Your goal » Each line below should be reproduced without any alteration.

Raw records »
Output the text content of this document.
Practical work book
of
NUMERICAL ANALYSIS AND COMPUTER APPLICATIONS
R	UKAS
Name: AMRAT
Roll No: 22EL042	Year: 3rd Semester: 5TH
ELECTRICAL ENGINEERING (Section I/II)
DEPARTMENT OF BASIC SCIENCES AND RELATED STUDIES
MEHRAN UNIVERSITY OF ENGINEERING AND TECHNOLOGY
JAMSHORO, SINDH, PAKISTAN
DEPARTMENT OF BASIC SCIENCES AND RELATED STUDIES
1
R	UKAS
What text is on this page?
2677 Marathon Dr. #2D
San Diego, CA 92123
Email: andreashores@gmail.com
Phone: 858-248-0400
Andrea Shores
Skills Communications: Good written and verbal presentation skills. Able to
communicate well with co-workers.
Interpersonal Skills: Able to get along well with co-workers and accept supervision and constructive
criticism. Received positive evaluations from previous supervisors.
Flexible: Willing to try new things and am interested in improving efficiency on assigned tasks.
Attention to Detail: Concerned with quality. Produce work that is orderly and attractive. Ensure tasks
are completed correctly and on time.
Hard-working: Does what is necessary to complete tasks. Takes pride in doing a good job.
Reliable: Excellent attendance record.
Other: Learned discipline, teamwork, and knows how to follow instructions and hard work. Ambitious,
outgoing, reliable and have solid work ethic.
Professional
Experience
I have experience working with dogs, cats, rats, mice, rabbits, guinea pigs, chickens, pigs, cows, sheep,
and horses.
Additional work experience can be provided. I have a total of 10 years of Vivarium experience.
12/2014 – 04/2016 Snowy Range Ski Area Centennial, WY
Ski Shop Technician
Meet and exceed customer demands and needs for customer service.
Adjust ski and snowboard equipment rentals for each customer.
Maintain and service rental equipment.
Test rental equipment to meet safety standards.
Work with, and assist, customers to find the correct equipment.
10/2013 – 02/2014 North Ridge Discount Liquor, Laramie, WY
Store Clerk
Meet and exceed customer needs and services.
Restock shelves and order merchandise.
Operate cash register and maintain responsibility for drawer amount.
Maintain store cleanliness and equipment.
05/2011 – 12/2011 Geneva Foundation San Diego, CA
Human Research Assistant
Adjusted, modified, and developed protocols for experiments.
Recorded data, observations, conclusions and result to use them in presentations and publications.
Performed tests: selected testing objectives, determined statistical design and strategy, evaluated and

The reply »
Output the text content of this document.
Practical work book
of
NUMERICAL ANALYSIS AND COMPUTER APPLICATIONS
R	UKAS
Name: AMRAT
Roll No: 22EL042	Year: 3rd Semester: 5TH
ELECTRICAL ENGINEERING (Section I/II)
DEPARTMENT OF BASIC SCIENCES AND RELATED STUDIES
MEHRAN UNIVERSITY OF ENGINEERING AND TECHNOLOGY
JAMSHORO, SINDH, PAKISTAN
DEPARTMENT OF BASIC SCIENCES AND RELATED STUDIES
1
R	UKAS
What text is on this page?
2677 Marathon Dr. #2D
San Diego, CA 92123
Email: andreashores@gmail.com
Phone: 858-248-0400
Andrea Shores
Skills Communications: Good written and verbal presentation skills. Able to
communicate well with co-workers.
Interpersonal Skills: Able to get along well with co-workers and accept supervision and constructive
criticism. Received positive evaluations from previous supervisors.
Flexible: Willing to try new things and am interested in improving efficiency on assigned tasks.
Attention to Detail: Concerned with quality. Produce work that is orderly and attractive. Ensure tasks
are completed correctly and on time.
Hard-working: Does what is necessary to complete tasks. Takes pride in doing a good job.
Reliable: Excellent attendance record.
Other: Learned discipline, teamwork, and knows how to follow instructions and hard work. Ambitious,
outgoing, reliable and have solid work ethic.
Professional
Experience
I have experience working with dogs, cats, rats, mice, rabbits, guinea pigs, chickens, pigs, cows, sheep,
and horses.
Additional work experience can be provided. I have a total of 10 years of Vivarium experience.
12/2014 – 04/2016 Snowy Range Ski Area Centennial, WY
Ski Shop Technician
Meet and exceed customer demands and needs for customer service.
Adjust ski and snowboard equipment rentals for each customer.
Maintain and service rental equipment.
Test rental equipment to meet safety standards.
Work with, and assist, customers to find the correct equipment.
10/2013 – 02/2014 North Ridge Discount Liquor, Laramie, WY
Store Clerk
Meet and exceed customer needs and services.
Restock shelves and order merchandise.
Operate cash register and maintain responsibility for drawer amount.
Maintain store cleanliness and equipment.
05/2011 – 12/2011 Geneva Foundation San Diego, CA
Human Research Assistant
Adjusted, modified, and developed protocols for experiments.
Recorded data, observations, conclusions and result to use them in presentations and publications.
Performed tests: selected testing objectives, determined statistical design and strategy, evaluated and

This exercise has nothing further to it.